Written instruction
Every line of the material is to be repeated exactly as it stands.

Data supplied
:::

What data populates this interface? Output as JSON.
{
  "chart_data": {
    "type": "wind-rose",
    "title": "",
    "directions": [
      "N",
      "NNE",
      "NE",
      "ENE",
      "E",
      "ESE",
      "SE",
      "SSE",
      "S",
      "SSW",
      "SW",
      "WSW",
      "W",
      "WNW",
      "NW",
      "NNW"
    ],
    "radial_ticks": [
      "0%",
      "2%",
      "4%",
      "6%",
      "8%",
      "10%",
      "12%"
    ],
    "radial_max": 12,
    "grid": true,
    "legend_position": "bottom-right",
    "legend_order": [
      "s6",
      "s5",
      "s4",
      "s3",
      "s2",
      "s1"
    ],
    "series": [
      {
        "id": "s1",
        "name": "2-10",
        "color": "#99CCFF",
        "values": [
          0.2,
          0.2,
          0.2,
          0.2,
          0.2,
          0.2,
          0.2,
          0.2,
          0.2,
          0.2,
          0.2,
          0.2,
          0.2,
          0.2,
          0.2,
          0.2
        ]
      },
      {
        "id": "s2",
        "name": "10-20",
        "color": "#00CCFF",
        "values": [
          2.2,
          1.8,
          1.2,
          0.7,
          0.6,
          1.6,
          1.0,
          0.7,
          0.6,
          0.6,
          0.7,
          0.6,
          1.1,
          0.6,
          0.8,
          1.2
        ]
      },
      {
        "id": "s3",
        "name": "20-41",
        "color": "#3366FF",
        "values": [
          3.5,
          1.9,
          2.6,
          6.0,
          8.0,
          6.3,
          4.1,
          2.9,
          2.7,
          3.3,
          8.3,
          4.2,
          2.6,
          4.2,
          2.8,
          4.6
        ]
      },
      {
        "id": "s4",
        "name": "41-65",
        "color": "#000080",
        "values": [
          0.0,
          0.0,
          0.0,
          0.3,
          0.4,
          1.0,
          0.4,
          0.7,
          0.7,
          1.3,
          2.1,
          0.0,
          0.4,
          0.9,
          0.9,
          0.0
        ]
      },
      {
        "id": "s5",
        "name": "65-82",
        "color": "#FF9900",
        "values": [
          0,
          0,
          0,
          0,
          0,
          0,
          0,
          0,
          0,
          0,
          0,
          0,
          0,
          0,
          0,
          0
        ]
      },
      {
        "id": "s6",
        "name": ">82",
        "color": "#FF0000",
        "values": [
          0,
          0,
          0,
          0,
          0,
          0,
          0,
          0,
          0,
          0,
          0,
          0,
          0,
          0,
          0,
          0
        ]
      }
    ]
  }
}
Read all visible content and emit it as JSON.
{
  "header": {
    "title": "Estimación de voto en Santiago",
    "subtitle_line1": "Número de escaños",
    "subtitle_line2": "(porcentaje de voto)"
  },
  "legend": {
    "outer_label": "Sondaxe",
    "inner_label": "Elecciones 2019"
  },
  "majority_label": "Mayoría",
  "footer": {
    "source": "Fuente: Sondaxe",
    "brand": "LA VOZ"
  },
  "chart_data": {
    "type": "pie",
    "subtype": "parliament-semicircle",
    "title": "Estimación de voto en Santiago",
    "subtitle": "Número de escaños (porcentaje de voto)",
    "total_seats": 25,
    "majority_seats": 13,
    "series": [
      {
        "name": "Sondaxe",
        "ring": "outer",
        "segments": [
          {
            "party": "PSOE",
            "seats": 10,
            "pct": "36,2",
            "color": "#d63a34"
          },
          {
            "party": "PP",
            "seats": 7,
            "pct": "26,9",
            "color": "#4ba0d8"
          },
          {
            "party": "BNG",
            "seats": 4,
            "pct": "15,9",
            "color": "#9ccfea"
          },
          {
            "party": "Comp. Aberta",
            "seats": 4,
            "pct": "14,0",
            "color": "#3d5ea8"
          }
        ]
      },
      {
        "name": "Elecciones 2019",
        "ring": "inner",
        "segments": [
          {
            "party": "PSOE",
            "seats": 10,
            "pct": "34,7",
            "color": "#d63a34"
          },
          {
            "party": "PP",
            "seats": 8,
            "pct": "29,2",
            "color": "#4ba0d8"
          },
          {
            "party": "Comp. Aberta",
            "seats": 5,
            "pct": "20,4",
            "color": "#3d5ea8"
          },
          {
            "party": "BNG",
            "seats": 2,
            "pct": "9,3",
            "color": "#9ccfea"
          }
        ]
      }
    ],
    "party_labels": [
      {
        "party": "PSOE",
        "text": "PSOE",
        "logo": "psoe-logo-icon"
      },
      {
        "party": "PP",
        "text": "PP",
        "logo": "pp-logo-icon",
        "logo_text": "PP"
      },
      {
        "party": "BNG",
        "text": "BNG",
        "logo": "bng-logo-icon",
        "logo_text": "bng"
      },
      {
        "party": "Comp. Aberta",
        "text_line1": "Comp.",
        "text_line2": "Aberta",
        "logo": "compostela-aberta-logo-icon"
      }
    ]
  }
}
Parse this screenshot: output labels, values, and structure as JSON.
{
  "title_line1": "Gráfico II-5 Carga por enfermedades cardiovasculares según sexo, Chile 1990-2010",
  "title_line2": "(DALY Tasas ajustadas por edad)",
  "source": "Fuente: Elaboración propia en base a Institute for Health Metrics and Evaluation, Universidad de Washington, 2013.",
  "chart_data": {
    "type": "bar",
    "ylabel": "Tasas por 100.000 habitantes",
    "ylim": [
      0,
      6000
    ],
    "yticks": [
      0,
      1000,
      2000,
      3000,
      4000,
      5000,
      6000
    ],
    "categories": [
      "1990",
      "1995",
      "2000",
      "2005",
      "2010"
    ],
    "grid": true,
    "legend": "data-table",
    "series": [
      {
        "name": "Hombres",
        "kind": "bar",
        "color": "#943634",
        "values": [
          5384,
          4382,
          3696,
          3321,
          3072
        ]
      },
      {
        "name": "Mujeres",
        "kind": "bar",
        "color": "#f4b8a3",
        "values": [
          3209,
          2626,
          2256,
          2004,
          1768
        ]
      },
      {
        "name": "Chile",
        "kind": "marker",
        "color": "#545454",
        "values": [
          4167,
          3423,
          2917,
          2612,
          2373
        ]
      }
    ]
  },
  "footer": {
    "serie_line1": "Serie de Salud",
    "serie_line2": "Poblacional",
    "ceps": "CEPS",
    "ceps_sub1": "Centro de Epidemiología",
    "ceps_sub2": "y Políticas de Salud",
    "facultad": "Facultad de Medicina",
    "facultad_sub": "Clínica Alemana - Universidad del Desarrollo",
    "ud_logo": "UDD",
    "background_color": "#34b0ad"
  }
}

:::

Exercise answer
What data populates this interface? Output as JSON.
{
  "chart_data": {
    "type": "wind-rose",
    "title": "",
    "directions": [
      "N",
      "NNE",
      "NE",
      "ENE",
      "E",
      "ESE",
      "SE",
      "SSE",
      "S",
      "SSW",
      "SW",
      "WSW",
      "W",
      "WNW",
      "NW",
      "NNW"
    ],
    "radial_ticks": [
      "0%",
      "2%",
      "4%",
      "6%",
      "8%",
      "10%",
      "12%"
    ],
    "radial_max": 12,
    "grid": true,
    "legend_position": "bottom-right",
    "legend_order": [
      "s6",
      "s5",
      "s4",
      "s3",
      "s2",
      "s1"
    ],
    "series": [
      {
        "id": "s1",
        "name": "2-10",
        "color": "#99CCFF",
        "values": [
          0.2,
          0.2,
          0.2,
          0.2,
          0.2,
          0.2,
          0.2,
          0.2,
          0.2,
          0.2,
          0.2,
          0.2,
          0.2,
          0.2,
          0.2,
          0.2
        ]
      },
      {
        "id": "s2",
        "name": "10-20",
        "color": "#00CCFF",
        "values": [
          2.2,
          1.8,
          1.2,
          0.7,
          0.6,
          1.6,
          1.0,
          0.7,
          0.6,
          0.6,
          0.7,
          0.6,
          1.1,
          0.6,
          0.8,
          1.2
        ]
      },
      {
        "id": "s3",
        "name": "20-41",
        "color": "#3366FF",
        "values": [
          3.5,
          1.9,
          2.6,
          6.0,
          8.0,
          6.3,
          4.1,
          2.9,
          2.7,
          3.3,
          8.3,
          4.2,
          2.6,
          4.2,
          2.8,
          4.6
        ]
      },
      {
        "id": "s4",
        "name": "41-65",
        "color": "#000080",
        "values": [
          0.0,
          0.0,
          0.0,
          0.3,
          0.4,
          1.0,
          0.4,
          0.7,
          0.7,
          1.3,
          2.1,
          0.0,
          0.4,
          0.9,
          0.9,
          0.0
        ]
      },
      {
        "id": "s5",
        "name": "65-82",
        "color": "#FF9900",
        "values": [
          0,
          0,
          0,
          0,
          0,
          0,
          0,
          0,
          0,
          0,
          0,
          0,
          0,
          0,
          0,
          0
        ]
      },
      {
        "id": "s6",
        "name": ">82",
        "color": "#FF0000",
        "values": [
          0,
          0,
          0,
          0,
          0,
          0,
          0,
          0,
          0,
          0,
          0,
          0,
          0,
          0,
          0,
          0
        ]
      }
    ]
  }
}
Read all visible content and emit it as JSON.
{
  "header": {
    "title": "Estimación de voto en Santiago",
    "subtitle_line1": "Número de escaños",
    "subtitle_line2": "(porcentaje de voto)"
  },
  "legend": {
    "outer_label": "Sondaxe",
    "inner_label": "Elecciones 2019"
  },
  "majority_label": "Mayoría",
  "footer": {
    "source": "Fuente: Sondaxe",
    "brand": "LA VOZ"
  },
  "chart_data": {
    "type": "pie",
    "subtype": "parliament-semicircle",
    "title": "Estimación de voto en Santiago",
    "subtitle": "Número de escaños (porcentaje de voto)",
    "total_seats": 25,
    "majority_seats": 13,
    "series": [
      {
        "name": "Sondaxe",
        "ring": "outer",
        "segments": [
          {
            "party": "PSOE",
            "seats": 10,
            "pct": "36,2",
            "color": "#d63a34"
          },
          {
            "party": "PP",
            "seats": 7,
            "pct": "26,9",
            "color": "#4ba0d8"
          },
          {
            "party": "BNG",
            "seats": 4,
            "pct": "15,9",
            "color": "#9ccfea"
          },
          {
            "party": "Comp. Aberta",
            "seats": 4,
            "pct": "14,0",
            "color": "#3d5ea8"
          }
        ]
      },
      {
        "name": "Elecciones 2019",
        "ring": "inner",
        "segments": [
          {
            "party": "PSOE",
            "seats": 10,
            "pct": "34,7",
            "color": "#d63a34"
          },
          {
            "party": "PP",
            "seats": 8,
            "pct": "29,2",
            "color": "#4ba0d8"
          },
          {
            "party": "Comp. Aberta",
            "seats": 5,
            "pct": "20,4",
            "color": "#3d5ea8"
          },
          {
            "party": "BNG",
            "seats": 2,
            "pct": "9,3",
            "color": "#9ccfea"
          }
        ]
      }
    ],
    "party_labels": [
      {
        "party": "PSOE",
        "text": "PSOE",
        "logo": "psoe-logo-icon"
      },
      {
        "party": "PP",
        "text": "PP",
        "logo": "pp-logo-icon",
        "logo_text": "PP"
      },
      {
        "party": "BNG",
        "text": "BNG",
        "logo": "bng-logo-icon",
        "logo_text": "bng"
      },
      {
        "party": "Comp. Aberta",
        "text_line1": "Comp.",
        "text_line2": "Aberta",
        "logo": "compostela-aberta-logo-icon"
      }
    ]
  }
}
Parse this screenshot: output labels, values, and structure as JSON.
{
  "title_line1": "Gráfico II-5 Carga por enfermedades cardiovasculares según sexo, Chile 1990-2010",
  "title_line2": "(DALY Tasas ajustadas por edad)",
  "source": "Fuente: Elaboración propia en base a Institute for Health Metrics and Evaluation, Universidad de Washington, 2013.",
  "chart_data": {
    "type": "bar",
    "ylabel": "Tasas por 100.000 habitantes",
    "ylim": [
      0,
      6000
    ],
    "yticks": [
      0,
      1000,
      2000,
      3000,
      4000,
      5000,
      6000
    ],
    "categories": [
      "1990",
      "1995",
      "2000",
      "2005",
      "2010"
    ],
    "grid": true,
    "legend": "data-table",
    "series": [
      {
        "name": "Hombres",
        "kind": "bar",
        "color": "#943634",
        "values": [
          5384,
          4382,
          3696,
          3321,
          3072
        ]
      },
      {
        "name": "Mujeres",
        "kind": "bar",
        "color": "#f4b8a3",
        "values": [
          3209,
          2626,
          2256,
          2004,
          1768
        ]
      },
      {
        "name": "Chile",
        "kind": "marker",
        "color": "#545454",
        "values": [
          4167,
          3423,
          2917,
          2612,
          2373
        ]
      }
    ]
  },
  "footer": {
    "serie_line1": "Serie de Salud",
    "serie_line2": "Poblacional",
    "ceps": "CEPS",
    "ceps_sub1": "Centro de Epidemiología",
    "ceps_sub2": "y Políticas de Salud",
    "facultad": "Facultad de Medicina",
    "facultad_sub": "Clínica Alemana - Universidad del Desarrollo",
    "ud_logo": "UDD",
    "background_color": "#34b0ad"
  }
}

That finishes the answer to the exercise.